▶ [Dataset entries]
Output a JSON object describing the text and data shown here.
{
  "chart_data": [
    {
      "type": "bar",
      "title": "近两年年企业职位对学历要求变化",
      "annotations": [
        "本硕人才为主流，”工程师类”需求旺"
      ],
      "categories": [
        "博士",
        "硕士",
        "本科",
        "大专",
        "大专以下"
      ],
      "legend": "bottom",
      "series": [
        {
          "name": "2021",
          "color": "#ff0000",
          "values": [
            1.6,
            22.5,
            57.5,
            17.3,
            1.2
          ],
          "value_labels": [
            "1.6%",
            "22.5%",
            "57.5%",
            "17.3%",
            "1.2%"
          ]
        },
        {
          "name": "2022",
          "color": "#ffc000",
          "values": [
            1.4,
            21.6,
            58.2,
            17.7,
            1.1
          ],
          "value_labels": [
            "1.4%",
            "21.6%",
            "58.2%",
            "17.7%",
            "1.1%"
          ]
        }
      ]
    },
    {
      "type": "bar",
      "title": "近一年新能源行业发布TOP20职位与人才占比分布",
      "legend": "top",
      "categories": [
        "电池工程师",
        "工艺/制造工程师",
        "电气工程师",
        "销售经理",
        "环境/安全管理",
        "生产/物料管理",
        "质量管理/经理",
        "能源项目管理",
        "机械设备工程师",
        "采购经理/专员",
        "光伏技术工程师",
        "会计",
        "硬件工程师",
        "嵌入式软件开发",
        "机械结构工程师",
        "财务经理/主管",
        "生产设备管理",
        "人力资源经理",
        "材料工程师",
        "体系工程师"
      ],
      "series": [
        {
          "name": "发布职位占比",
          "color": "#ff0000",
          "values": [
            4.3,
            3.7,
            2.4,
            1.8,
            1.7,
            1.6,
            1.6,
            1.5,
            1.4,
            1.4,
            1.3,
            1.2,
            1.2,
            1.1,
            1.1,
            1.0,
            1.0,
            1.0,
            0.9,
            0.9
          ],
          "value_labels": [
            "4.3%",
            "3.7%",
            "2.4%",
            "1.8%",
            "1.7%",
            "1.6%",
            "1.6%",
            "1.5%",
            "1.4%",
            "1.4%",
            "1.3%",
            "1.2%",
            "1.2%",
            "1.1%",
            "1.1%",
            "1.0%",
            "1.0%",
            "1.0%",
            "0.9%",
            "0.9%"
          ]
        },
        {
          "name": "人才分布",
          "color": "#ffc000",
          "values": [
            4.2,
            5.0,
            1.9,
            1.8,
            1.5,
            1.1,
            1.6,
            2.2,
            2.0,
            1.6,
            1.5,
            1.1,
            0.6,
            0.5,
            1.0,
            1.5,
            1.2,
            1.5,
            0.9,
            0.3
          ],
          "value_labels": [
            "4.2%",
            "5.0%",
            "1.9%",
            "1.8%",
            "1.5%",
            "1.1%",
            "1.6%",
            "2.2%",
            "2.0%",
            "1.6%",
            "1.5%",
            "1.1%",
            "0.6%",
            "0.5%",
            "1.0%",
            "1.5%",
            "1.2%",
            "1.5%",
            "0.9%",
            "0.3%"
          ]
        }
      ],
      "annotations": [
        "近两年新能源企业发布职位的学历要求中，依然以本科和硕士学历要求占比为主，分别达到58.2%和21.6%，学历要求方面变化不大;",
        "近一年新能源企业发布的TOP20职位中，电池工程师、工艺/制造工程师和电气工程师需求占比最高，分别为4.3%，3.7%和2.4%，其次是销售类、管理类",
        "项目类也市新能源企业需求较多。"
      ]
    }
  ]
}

▶ [To do] Copy out the whole listing exactly as written.

▶ [Exercise answer]
Output a JSON object describing the text and data shown here.
{
  "chart_data": [
    {
      "type": "bar",
      "title": "近两年年企业职位对学历要求变化",
      "annotations": [
        "本硕人才为主流，”工程师类”需求旺"
      ],
      "categories": [
        "博士",
        "硕士",
        "本科",
        "大专",
        "大专以下"
      ],
      "legend": "bottom",
      "series": [
        {
          "name": "2021",
          "color": "#ff0000",
          "values": [
            1.6,
            22.5,
            57.5,
            17.3,
            1.2
          ],
          "value_labels": [
            "1.6%",
            "22.5%",
            "57.5%",
            "17.3%",
            "1.2%"
          ]
        },
        {
          "name": "2022",
          "color": "#ffc000",
          "values": [
            1.4,
            21.6,
            58.2,
            17.7,
            1.1
          ],
          "value_labels": [
            "1.4%",
            "21.6%",
            "58.2%",
            "17.7%",
            "1.1%"
          ]
        }
      ]
    },
    {
      "type": "bar",
      "title": "近一年新能源行业发布TOP20职位与人才占比分布",
      "legend": "top",
      "categories": [
        "电池工程师",
        "工艺/制造工程师",
        "电气工程师",
        "销售经理",
        "环境/安全管理",
        "生产/物料管理",
        "质量管理/经理",
        "能源项目管理",
        "机械设备工程师",
        "采购经理/专员",
        "光伏技术工程师",
        "会计",
        "硬件工程师",
        "嵌入式软件开发",
        "机械结构工程师",
        "财务经理/主管",
        "生产设备管理",
        "人力资源经理",
        "材料工程师",
        "体系工程师"
      ],
      "series": [
        {
          "name": "发布职位占比",
          "color": "#ff0000",
          "values": [
            4.3,
            3.7,
            2.4,
            1.8,
            1.7,
            1.6,
            1.6,
            1.5,
            1.4,
            1.4,
            1.3,
            1.2,
            1.2,
            1.1,
            1.1,
            1.0,
            1.0,
            1.0,
            0.9,
            0.9
          ],
          "value_labels": [
            "4.3%",
            "3.7%",
            "2.4%",
            "1.8%",
            "1.7%",
            "1.6%",
            "1.6%",
            "1.5%",
            "1.4%",
            "1.4%",
            "1.3%",
            "1.2%",
            "1.2%",
            "1.1%",
            "1.1%",
            "1.0%",
            "1.0%",
            "1.0%",
            "0.9%",
            "0.9%"
          ]
        },
        {
          "name": "人才分布",
          "color": "#ffc000",
          "values": [
            4.2,
            5.0,
            1.9,
            1.8,
            1.5,
            1.1,
            1.6,
            2.2,
            2.0,
            1.6,
            1.5,
            1.1,
            0.6,
            0.5,
            1.0,
            1.5,
            1.2,
            1.5,
            0.9,
            0.3
          ],
          "value_labels": [
            "4.2%",
            "5.0%",
            "1.9%",
            "1.8%",
            "1.5%",
            "1.1%",
            "1.6%",
            "2.2%",
            "2.0%",
            "1.6%",
            "1.5%",
            "1.1%",
            "0.6%",
            "0.5%",
            "1.0%",
            "1.5%",
            "1.2%",
            "1.5%",
            "0.9%",
            "0.3%"
          ]
        }
      ],
      "annotations": [
        "近两年新能源企业发布职位的学历要求中，依然以本科和硕士学历要求占比为主，分别达到58.2%和21.6%，学历要求方面变化不大;",
        "近一年新能源企业发布的TOP20职位中，电池工程师、工艺/制造工程师和电气工程师需求占比最高，分别为4.3%，3.7%和2.4%，其次是销售类、管理类",
        "项目类也市新能源企业需求较多。"
      ]
    }
  ]
}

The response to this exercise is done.